◆ Work required: Find the string "text" in the listing and report every line that has it.

━━ Input for this task ━━

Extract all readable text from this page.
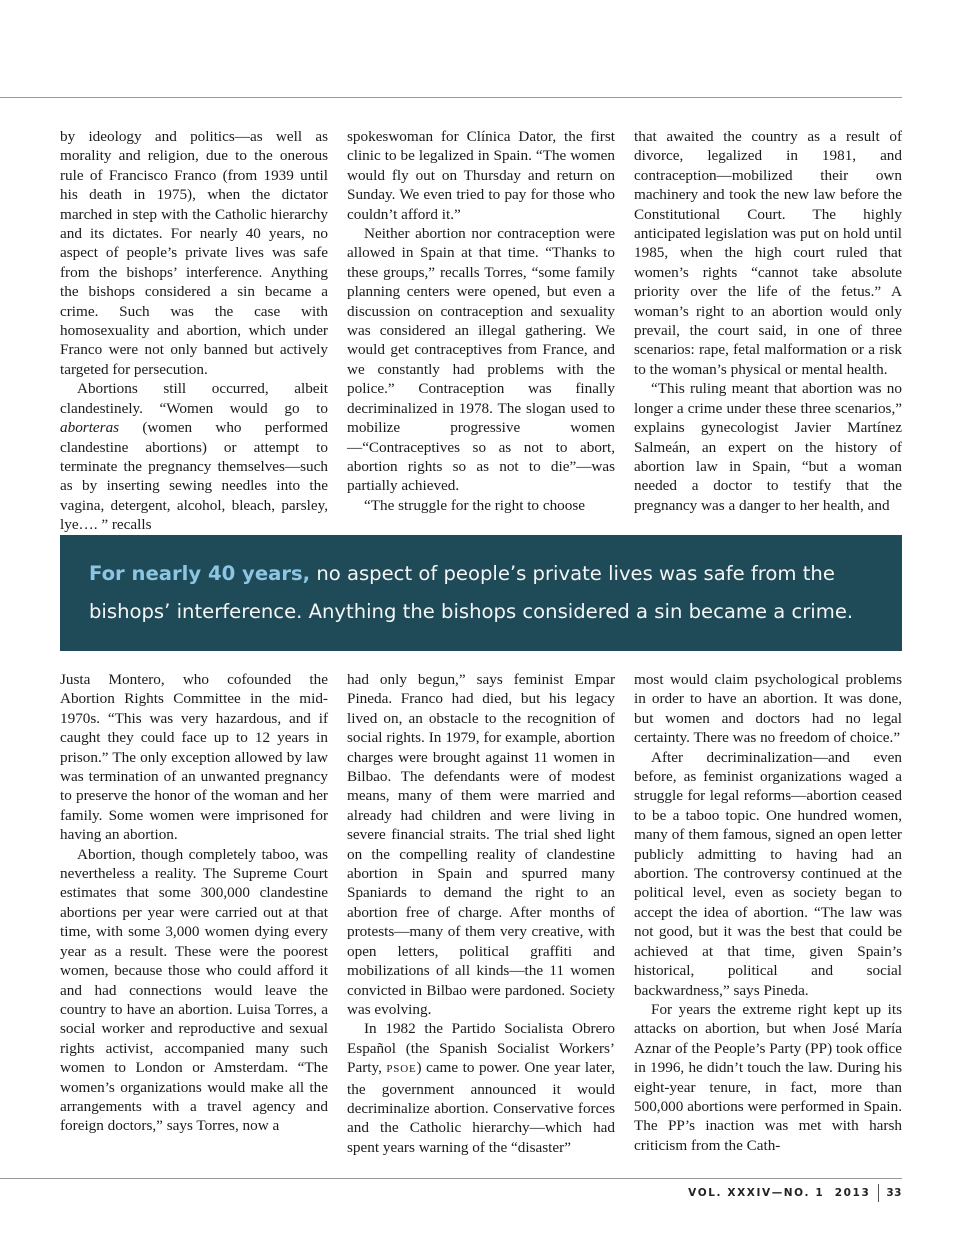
by ideology and politics—as well as morality and religion, due to the onerous rule of Francisco Franco (from 1939 until his death in 1975), when the dictator marched in step with the Catholic hierarchy and its dictates. For nearly 40 years, no aspect of people’s private lives was safe from the bishops’ interference. Anything the bishops considered a sin became a crime. Such was the case with homosexuality and abortion, which under Franco were not only banned but actively targeted for persecution.

Abortions still occurred, albeit clandestinely. “Women would go to aborteras (women who performed clandestine abortions) or attempt to terminate the pregnancy themselves—such as by inserting sewing needles into the vagina, detergent, alcohol, bleach, parsley, lye…. ” recalls

spokeswoman for Clínica Dator, the first clinic to be legalized in Spain. “The women would fly out on Thursday and return on Sunday. We even tried to pay for those who couldn’t afford it.”

Neither abortion nor contraception were allowed in Spain at that time. “Thanks to these groups,” recalls Torres, “some family planning centers were opened, but even a discussion on contraception and sexuality was considered an illegal gathering. We would get contraceptives from France, and we constantly had problems with the police.” Contraception was finally decriminalized in 1978. The slogan used to mobilize progressive women—“Contraceptives so as not to abort, abortion rights so as not to die”—was partially achieved.

“The struggle for the right to choose

that awaited the country as a result of divorce, legalized in 1981, and contraception—mobilized their own machinery and took the new law before the Constitutional Court. The highly anticipated legislation was put on hold until 1985, when the high court ruled that women’s rights “cannot take absolute priority over the life of the fetus.” A woman’s right to an abortion would only prevail, the court said, in one of three scenarios: rape, fetal malformation or a risk to the woman’s physical or mental health.

“This ruling meant that abortion was no longer a crime under these three scenarios,” explains gynecologist Javier Martínez Salmeán, an expert on the history of abortion law in Spain, “but a woman needed a doctor to testify that the pregnancy was a danger to her health, and

For nearly 40 years, no aspect of people’s private lives was safe from the
bishops’ interference. Anything the bishops considered a sin became a crime.

Justa Montero, who cofounded the Abortion Rights Committee in the mid-1970s. “This was very hazardous, and if caught they could face up to 12 years in prison.” The only exception allowed by law was termination of an unwanted pregnancy to preserve the honor of the woman and her family. Some women were imprisoned for having an abortion.

Abortion, though completely taboo, was nevertheless a reality. The Supreme Court estimates that some 300,000 clandestine abortions per year were carried out at that time, with some 3,000 women dying every year as a result. These were the poorest women, because those who could afford it and had connections would leave the country to have an abortion. Luisa Torres, a social worker and reproductive and sexual rights activist, accompanied many such women to London or Amsterdam. “The women’s organizations would make all the arrangements with a travel agency and foreign doctors,” says Torres, now a

had only begun,” says feminist Empar Pineda. Franco had died, but his legacy lived on, an obstacle to the recognition of social rights. In 1979, for example, abortion charges were brought against 11 women in Bilbao. The defendants were of modest means, many of them were married and already had children and were living in severe financial straits. The trial shed light on the compelling reality of clandestine abortion in Spain and spurred many Spaniards to demand the right to an abortion free of charge. After months of protests—many of them very creative, with open letters, political graffiti and mobilizations of all kinds—the 11 women convicted in Bilbao were pardoned. Society was evolving.

In 1982 the Partido Socialista Obrero Español (the Spanish Socialist Workers’ Party, PSOE) came to power. One year later, the government announced it would decriminalize abortion. Conservative forces and the Catholic hierarchy—which had spent years warning of the “disaster”

most would claim psychological problems in order to have an abortion. It was done, but women and doctors had no legal certainty. There was no freedom of choice.”

After decriminalization—and even before, as feminist organizations waged a struggle for legal reforms—abortion ceased to be a taboo topic. One hundred women, many of them famous, signed an open letter publicly admitting to having had an abortion. The controversy continued at the political level, even as society began to accept the idea of abortion. “The law was not good, but it was the best that could be achieved at that time, given Spain’s historical, political and social backwardness,” says Pineda.

For years the extreme right kept up its attacks on abortion, but when José María Aznar of the People’s Party (PP) took office in 1996, he didn’t touch the law. During his eight-year tenure, in fact, more than 500,000 abortions were performed in Spain. The PP’s inaction was met with harsh criticism from the Cath-

VOL. XXXIV—NO. 1  2013 33
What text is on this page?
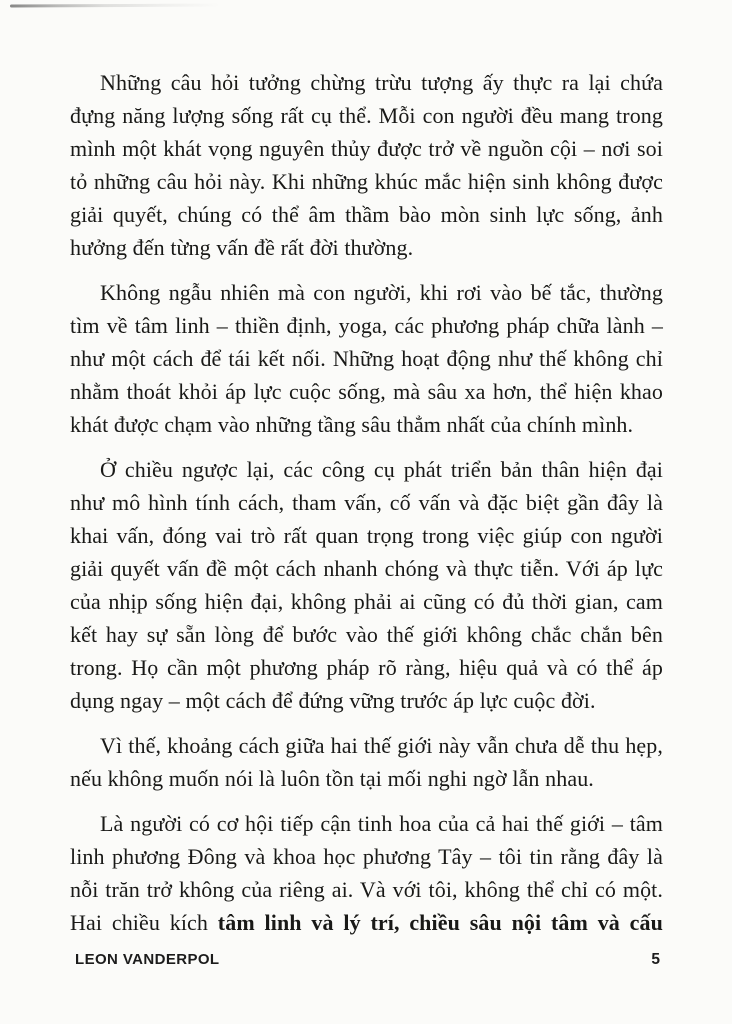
Những câu hỏi tưởng chừng trừu tượng ấy thực ra lại chứa đựng năng lượng sống rất cụ thể. Mỗi con người đều mang trong mình một khát vọng nguyên thủy được trở về nguồn cội – nơi soi tỏ những câu hỏi này. Khi những khúc mắc hiện sinh không được giải quyết, chúng có thể âm thầm bào mòn sinh lực sống, ảnh hưởng đến từng vấn đề rất đời thường.

Không ngẫu nhiên mà con người, khi rơi vào bế tắc, thường tìm về tâm linh – thiền định, yoga, các phương pháp chữa lành – như một cách để tái kết nối. Những hoạt động như thế không chỉ nhằm thoát khỏi áp lực cuộc sống, mà sâu xa hơn, thể hiện khao khát được chạm vào những tầng sâu thẳm nhất của chính mình.

Ở chiều ngược lại, các công cụ phát triển bản thân hiện đại như mô hình tính cách, tham vấn, cố vấn và đặc biệt gần đây là khai vấn, đóng vai trò rất quan trọng trong việc giúp con người giải quyết vấn đề một cách nhanh chóng và thực tiễn. Với áp lực của nhịp sống hiện đại, không phải ai cũng có đủ thời gian, cam kết hay sự sẵn lòng để bước vào thế giới không chắc chắn bên trong. Họ cần một phương pháp rõ ràng, hiệu quả và có thể áp dụng ngay – một cách để đứng vững trước áp lực cuộc đời.

Vì thế, khoảng cách giữa hai thế giới này vẫn chưa dễ thu hẹp, nếu không muốn nói là luôn tồn tại mối nghi ngờ lẫn nhau.

Là người có cơ hội tiếp cận tinh hoa của cả hai thế giới – tâm linh phương Đông và khoa học phương Tây – tôi tin rằng đây là nỗi trăn trở không của riêng ai. Và với tôi, không thể chỉ có một. Hai chiều kích tâm linh và lý trí, chiều sâu nội tâm và cấu

LEON VANDERPOL	5
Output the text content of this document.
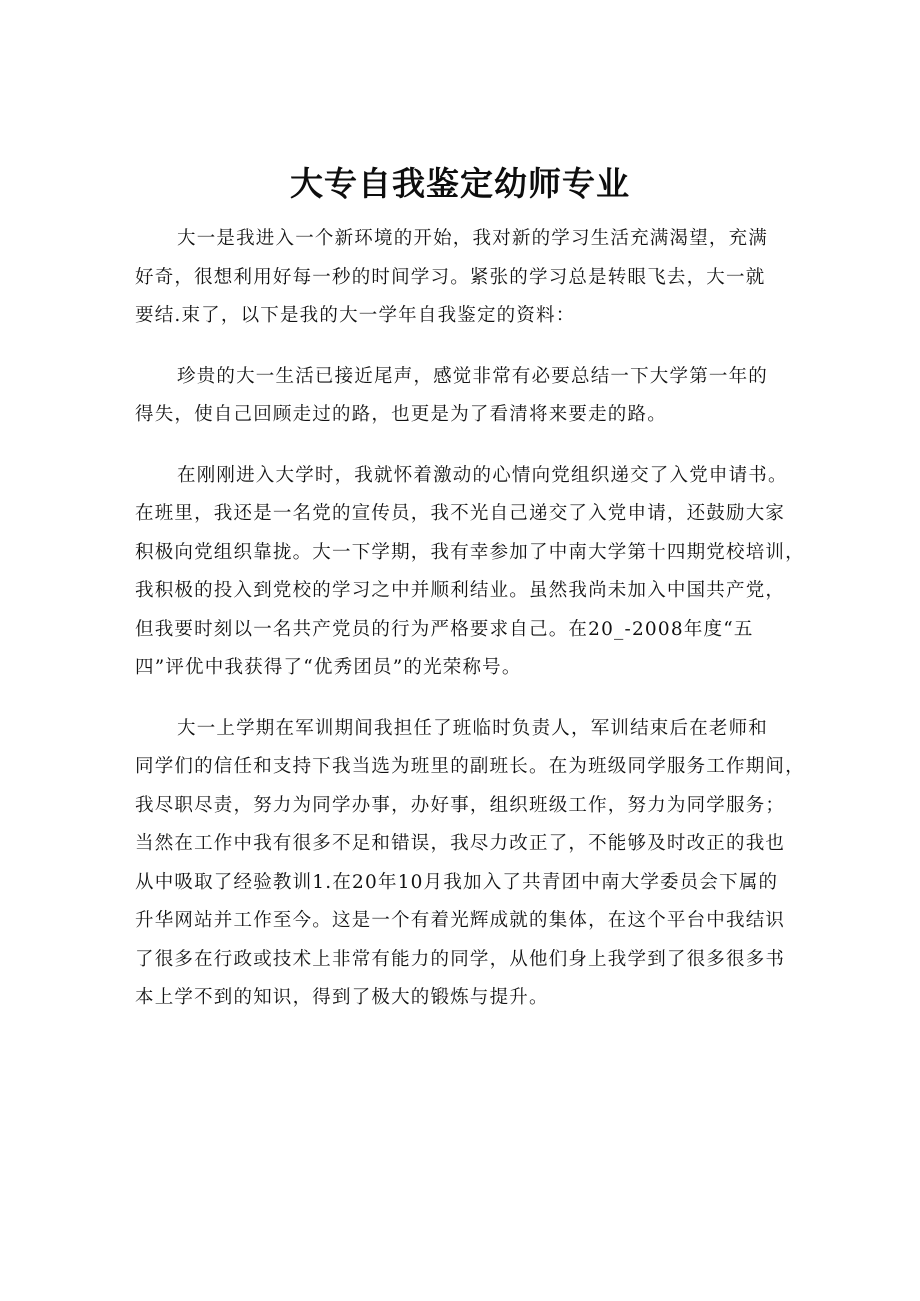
大专自我鉴定幼师专业

大一是我进入一个新环境的开始，我对新的学习生活充满渴望，充满
好奇，很想利用好每一秒的时间学习。紧张的学习总是转眼飞去，大一就
要结.束了，以下是我的大一学年自我鉴定的资料：

珍贵的大一生活已接近尾声，感觉非常有必要总结一下大学第一年的
得失，使自己回顾走过的路，也更是为了看清将来要走的路。

在刚刚进入大学时，我就怀着激动的心情向党组织递交了入党申请书。
在班里，我还是一名党的宣传员，我不光自己递交了入党申请，还鼓励大家
积极向党组织靠拢。大一下学期，我有幸参加了中南大学第十四期党校培训，
我积极的投入到党校的学习之中并顺利结业。虽然我尚未加入中国共产党，
但我要时刻以一名共产党员的行为严格要求自己。在20_-2008年度“五
四”评优中我获得了“优秀团员”的光荣称号。

大一上学期在军训期间我担任了班临时负责人，军训结束后在老师和
同学们的信任和支持下我当选为班里的副班长。在为班级同学服务工作期间，
我尽职尽责，努力为同学办事，办好事，组织班级工作，努力为同学服务；
当然在工作中我有很多不足和错误，我尽力改正了，不能够及时改正的我也
从中吸取了经验教训1.在20年10月我加入了共青团中南大学委员会下属的
升华网站并工作至今。这是一个有着光辉成就的集体，在这个平台中我结识
了很多在行政或技术上非常有能力的同学，从他们身上我学到了很多很多书
本上学不到的知识，得到了极大的锻炼与提升。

━━━

◆ Written response:
Extract all readable text from this page.
What text is on this page?
Output the text content of this document.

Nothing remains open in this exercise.